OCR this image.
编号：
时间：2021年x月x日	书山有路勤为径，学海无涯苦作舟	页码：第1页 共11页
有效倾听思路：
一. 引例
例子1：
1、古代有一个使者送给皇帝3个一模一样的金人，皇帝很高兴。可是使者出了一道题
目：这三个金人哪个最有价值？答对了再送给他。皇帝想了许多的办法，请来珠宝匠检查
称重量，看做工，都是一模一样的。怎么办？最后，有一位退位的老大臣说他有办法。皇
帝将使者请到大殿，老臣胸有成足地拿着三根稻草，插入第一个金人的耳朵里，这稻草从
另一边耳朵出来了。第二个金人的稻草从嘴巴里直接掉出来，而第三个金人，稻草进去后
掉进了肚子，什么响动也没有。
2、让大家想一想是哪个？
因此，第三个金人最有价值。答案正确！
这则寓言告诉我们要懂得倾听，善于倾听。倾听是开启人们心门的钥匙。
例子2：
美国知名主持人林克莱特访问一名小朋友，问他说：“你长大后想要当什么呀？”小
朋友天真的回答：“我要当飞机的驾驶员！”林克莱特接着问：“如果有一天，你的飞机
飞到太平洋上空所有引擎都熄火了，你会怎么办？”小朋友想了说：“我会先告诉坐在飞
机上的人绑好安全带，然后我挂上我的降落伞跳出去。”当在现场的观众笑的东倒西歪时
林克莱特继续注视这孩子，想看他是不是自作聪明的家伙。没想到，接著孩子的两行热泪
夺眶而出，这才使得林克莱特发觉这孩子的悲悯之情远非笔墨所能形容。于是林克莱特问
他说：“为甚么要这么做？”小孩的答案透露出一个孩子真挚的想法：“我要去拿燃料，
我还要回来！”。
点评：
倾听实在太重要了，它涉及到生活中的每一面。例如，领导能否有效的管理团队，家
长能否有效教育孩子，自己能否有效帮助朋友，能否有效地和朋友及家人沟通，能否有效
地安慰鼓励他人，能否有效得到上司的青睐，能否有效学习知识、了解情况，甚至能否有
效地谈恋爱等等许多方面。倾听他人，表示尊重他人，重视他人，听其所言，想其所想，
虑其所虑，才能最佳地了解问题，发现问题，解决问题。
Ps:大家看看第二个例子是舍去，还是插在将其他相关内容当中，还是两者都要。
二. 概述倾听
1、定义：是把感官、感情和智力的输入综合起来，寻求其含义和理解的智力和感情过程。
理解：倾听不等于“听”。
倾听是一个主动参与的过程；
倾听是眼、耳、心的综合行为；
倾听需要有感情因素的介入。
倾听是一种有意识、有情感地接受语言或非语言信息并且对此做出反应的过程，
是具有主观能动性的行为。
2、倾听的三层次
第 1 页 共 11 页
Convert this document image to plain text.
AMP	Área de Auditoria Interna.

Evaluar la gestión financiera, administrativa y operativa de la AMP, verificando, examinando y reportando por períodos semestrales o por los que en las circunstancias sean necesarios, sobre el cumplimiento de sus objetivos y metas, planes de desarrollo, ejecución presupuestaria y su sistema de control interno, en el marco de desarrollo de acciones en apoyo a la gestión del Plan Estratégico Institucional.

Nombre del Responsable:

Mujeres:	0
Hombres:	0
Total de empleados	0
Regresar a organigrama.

────────────────────────────────────────

- [STATED PROBLEM]
Check the data for the word "this" and pull out the lines that have it.

- [CORRECT RESULT]
OCR this image.
Convert this document image to plain text.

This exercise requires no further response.